Transcribe every line of the listing below without any deviation.

_Material shown_
>> BEGIN
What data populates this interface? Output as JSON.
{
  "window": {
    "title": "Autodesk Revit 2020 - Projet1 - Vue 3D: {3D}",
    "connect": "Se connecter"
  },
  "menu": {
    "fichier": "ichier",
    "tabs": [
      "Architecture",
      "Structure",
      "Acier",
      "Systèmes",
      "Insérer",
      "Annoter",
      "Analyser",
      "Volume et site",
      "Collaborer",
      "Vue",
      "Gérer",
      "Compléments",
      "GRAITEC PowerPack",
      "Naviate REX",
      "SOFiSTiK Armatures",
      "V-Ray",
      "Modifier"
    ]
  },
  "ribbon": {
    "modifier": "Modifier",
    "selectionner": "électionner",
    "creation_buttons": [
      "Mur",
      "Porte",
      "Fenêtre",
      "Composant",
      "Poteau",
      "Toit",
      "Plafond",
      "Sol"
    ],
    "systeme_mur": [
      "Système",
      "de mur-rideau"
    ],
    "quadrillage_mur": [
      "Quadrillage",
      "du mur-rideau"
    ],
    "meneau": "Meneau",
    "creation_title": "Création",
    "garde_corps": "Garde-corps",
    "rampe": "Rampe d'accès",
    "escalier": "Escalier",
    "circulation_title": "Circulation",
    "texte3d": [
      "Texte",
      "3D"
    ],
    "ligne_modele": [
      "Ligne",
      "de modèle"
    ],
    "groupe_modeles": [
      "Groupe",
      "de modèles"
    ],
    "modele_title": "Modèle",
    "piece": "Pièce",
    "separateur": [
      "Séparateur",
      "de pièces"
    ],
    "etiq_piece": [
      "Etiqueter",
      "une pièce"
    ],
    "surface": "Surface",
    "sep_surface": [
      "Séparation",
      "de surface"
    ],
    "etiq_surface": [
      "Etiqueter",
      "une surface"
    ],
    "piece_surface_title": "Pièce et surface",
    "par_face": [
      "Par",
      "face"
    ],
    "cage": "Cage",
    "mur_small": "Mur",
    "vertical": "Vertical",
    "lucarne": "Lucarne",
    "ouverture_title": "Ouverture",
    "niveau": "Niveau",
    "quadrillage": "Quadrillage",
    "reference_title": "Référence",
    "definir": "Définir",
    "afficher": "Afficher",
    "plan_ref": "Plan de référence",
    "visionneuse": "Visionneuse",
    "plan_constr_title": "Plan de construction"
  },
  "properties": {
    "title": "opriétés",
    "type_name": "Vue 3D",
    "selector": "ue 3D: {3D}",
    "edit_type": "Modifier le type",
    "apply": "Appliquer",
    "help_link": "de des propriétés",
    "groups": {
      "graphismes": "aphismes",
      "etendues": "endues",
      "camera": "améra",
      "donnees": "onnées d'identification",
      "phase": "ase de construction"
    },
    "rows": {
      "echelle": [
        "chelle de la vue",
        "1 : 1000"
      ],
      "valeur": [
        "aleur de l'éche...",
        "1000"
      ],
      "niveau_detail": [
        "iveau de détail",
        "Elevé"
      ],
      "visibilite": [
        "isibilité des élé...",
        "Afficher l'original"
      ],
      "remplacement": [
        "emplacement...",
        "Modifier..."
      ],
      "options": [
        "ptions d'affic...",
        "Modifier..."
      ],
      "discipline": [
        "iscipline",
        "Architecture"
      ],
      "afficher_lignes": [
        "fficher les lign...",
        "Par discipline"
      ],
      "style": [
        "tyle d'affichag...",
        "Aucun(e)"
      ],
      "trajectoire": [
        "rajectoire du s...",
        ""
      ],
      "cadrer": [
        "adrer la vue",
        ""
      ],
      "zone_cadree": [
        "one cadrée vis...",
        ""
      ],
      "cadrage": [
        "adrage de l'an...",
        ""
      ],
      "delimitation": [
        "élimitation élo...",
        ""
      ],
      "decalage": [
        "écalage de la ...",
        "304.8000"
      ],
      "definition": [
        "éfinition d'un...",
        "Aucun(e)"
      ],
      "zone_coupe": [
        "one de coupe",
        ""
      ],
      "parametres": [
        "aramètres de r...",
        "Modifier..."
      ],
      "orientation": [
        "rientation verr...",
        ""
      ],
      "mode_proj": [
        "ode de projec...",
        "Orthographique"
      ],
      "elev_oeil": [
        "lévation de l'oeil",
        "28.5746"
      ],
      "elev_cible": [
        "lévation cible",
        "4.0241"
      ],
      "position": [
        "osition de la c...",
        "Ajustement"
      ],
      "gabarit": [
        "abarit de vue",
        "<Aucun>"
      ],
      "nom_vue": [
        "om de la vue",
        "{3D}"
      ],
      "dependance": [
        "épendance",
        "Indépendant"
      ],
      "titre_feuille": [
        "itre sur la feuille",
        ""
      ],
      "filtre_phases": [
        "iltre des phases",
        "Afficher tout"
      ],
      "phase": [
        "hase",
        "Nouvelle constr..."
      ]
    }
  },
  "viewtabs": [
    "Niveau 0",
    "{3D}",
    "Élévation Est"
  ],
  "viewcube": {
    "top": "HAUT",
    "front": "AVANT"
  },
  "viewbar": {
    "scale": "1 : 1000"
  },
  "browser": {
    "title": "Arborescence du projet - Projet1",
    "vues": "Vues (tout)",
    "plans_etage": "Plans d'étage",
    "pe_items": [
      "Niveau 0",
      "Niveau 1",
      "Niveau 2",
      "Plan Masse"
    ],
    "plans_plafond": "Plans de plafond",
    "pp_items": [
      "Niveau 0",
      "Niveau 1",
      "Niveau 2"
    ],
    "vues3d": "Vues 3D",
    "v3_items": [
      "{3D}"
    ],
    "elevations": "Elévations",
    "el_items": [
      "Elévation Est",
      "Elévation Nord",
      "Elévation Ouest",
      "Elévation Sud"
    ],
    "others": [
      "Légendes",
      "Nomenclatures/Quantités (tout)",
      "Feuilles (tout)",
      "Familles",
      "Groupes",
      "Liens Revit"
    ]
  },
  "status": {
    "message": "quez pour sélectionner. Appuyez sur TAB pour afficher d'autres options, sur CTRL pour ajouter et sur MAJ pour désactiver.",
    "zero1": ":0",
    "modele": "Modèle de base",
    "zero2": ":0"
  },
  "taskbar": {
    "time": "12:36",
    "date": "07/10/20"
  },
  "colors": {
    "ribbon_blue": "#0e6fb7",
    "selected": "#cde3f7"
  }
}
>> END
_Completed exercise_
What data populates this interface? Output as JSON.
{
  "window": {
    "title": "Autodesk Revit 2020 - Projet1 - Vue 3D: {3D}",
    "connect": "Se connecter"
  },
  "menu": {
    "fichier": "ichier",
    "tabs": [
      "Architecture",
      "Structure",
      "Acier",
      "Systèmes",
      "Insérer",
      "Annoter",
      "Analyser",
      "Volume et site",
      "Collaborer",
      "Vue",
      "Gérer",
      "Compléments",
      "GRAITEC PowerPack",
      "Naviate REX",
      "SOFiSTiK Armatures",
      "V-Ray",
      "Modifier"
    ]
  },
  "ribbon": {
    "modifier": "Modifier",
    "selectionner": "électionner",
    "creation_buttons": [
      "Mur",
      "Porte",
      "Fenêtre",
      "Composant",
      "Poteau",
      "Toit",
      "Plafond",
      "Sol"
    ],
    "systeme_mur": [
      "Système",
      "de mur-rideau"
    ],
    "quadrillage_mur": [
      "Quadrillage",
      "du mur-rideau"
    ],
    "meneau": "Meneau",
    "creation_title": "Création",
    "garde_corps": "Garde-corps",
    "rampe": "Rampe d'accès",
    "escalier": "Escalier",
    "circulation_title": "Circulation",
    "texte3d": [
      "Texte",
      "3D"
    ],
    "ligne_modele": [
      "Ligne",
      "de modèle"
    ],
    "groupe_modeles": [
      "Groupe",
      "de modèles"
    ],
    "modele_title": "Modèle",
    "piece": "Pièce",
    "separateur": [
      "Séparateur",
      "de pièces"
    ],
    "etiq_piece": [
      "Etiqueter",
      "une pièce"
    ],
    "surface": "Surface",
    "sep_surface": [
      "Séparation",
      "de surface"
    ],
    "etiq_surface": [
      "Etiqueter",
      "une surface"
    ],
    "piece_surface_title": "Pièce et surface",
    "par_face": [
      "Par",
      "face"
    ],
    "cage": "Cage",
    "mur_small": "Mur",
    "vertical": "Vertical",
    "lucarne": "Lucarne",
    "ouverture_title": "Ouverture",
    "niveau": "Niveau",
    "quadrillage": "Quadrillage",
    "reference_title": "Référence",
    "definir": "Définir",
    "afficher": "Afficher",
    "plan_ref": "Plan de référence",
    "visionneuse": "Visionneuse",
    "plan_constr_title": "Plan de construction"
  },
  "properties": {
    "title": "opriétés",
    "type_name": "Vue 3D",
    "selector": "ue 3D: {3D}",
    "edit_type": "Modifier le type",
    "apply": "Appliquer",
    "help_link": "de des propriétés",
    "groups": {
      "graphismes": "aphismes",
      "etendues": "endues",
      "camera": "améra",
      "donnees": "onnées d'identification",
      "phase": "ase de construction"
    },
    "rows": {
      "echelle": [
        "chelle de la vue",
        "1 : 1000"
      ],
      "valeur": [
        "aleur de l'éche...",
        "1000"
      ],
      "niveau_detail": [
        "iveau de détail",
        "Elevé"
      ],
      "visibilite": [
        "isibilité des élé...",
        "Afficher l'original"
      ],
      "remplacement": [
        "emplacement...",
        "Modifier..."
      ],
      "options": [
        "ptions d'affic...",
        "Modifier..."
      ],
      "discipline": [
        "iscipline",
        "Architecture"
      ],
      "afficher_lignes": [
        "fficher les lign...",
        "Par discipline"
      ],
      "style": [
        "tyle d'affichag...",
        "Aucun(e)"
      ],
      "trajectoire": [
        "rajectoire du s...",
        ""
      ],
      "cadrer": [
        "adrer la vue",
        ""
      ],
      "zone_cadree": [
        "one cadrée vis...",
        ""
      ],
      "cadrage": [
        "adrage de l'an...",
        ""
      ],
      "delimitation": [
        "élimitation élo...",
        ""
      ],
      "decalage": [
        "écalage de la ...",
        "304.8000"
      ],
      "definition": [
        "éfinition d'un...",
        "Aucun(e)"
      ],
      "zone_coupe": [
        "one de coupe",
        ""
      ],
      "parametres": [
        "aramètres de r...",
        "Modifier..."
      ],
      "orientation": [
        "rientation verr...",
        ""
      ],
      "mode_proj": [
        "ode de projec...",
        "Orthographique"
      ],
      "elev_oeil": [
        "lévation de l'oeil",
        "28.5746"
      ],
      "elev_cible": [
        "lévation cible",
        "4.0241"
      ],
      "position": [
        "osition de la c...",
        "Ajustement"
      ],
      "gabarit": [
        "abarit de vue",
        "<Aucun>"
      ],
      "nom_vue": [
        "om de la vue",
        "{3D}"
      ],
      "dependance": [
        "épendance",
        "Indépendant"
      ],
      "titre_feuille": [
        "itre sur la feuille",
        ""
      ],
      "filtre_phases": [
        "iltre des phases",
        "Afficher tout"
      ],
      "phase": [
        "hase",
        "Nouvelle constr..."
      ]
    }
  },
  "viewtabs": [
    "Niveau 0",
    "{3D}",
    "Élévation Est"
  ],
  "viewcube": {
    "top": "HAUT",
    "front": "AVANT"
  },
  "viewbar": {
    "scale": "1 : 1000"
  },
  "browser": {
    "title": "Arborescence du projet - Projet1",
    "vues": "Vues (tout)",
    "plans_etage": "Plans d'étage",
    "pe_items": [
      "Niveau 0",
      "Niveau 1",
      "Niveau 2",
      "Plan Masse"
    ],
    "plans_plafond": "Plans de plafond",
    "pp_items": [
      "Niveau 0",
      "Niveau 1",
      "Niveau 2"
    ],
    "vues3d": "Vues 3D",
    "v3_items": [
      "{3D}"
    ],
    "elevations": "Elévations",
    "el_items": [
      "Elévation Est",
      "Elévation Nord",
      "Elévation Ouest",
      "Elévation Sud"
    ],
    "others": [
      "Légendes",
      "Nomenclatures/Quantités (tout)",
      "Feuilles (tout)",
      "Familles",
      "Groupes",
      "Liens Revit"
    ]
  },
  "status": {
    "message": "quez pour sélectionner. Appuyez sur TAB pour afficher d'autres options, sur CTRL pour ajouter et sur MAJ pour désactiver.",
    "zero1": ":0",
    "modele": "Modèle de base",
    "zero2": ":0"
  },
  "taskbar": {
    "time": "12:36",
    "date": "07/10/20"
  },
  "colors": {
    "ribbon_blue": "#0e6fb7",
    "selected": "#cde3f7"
  }
}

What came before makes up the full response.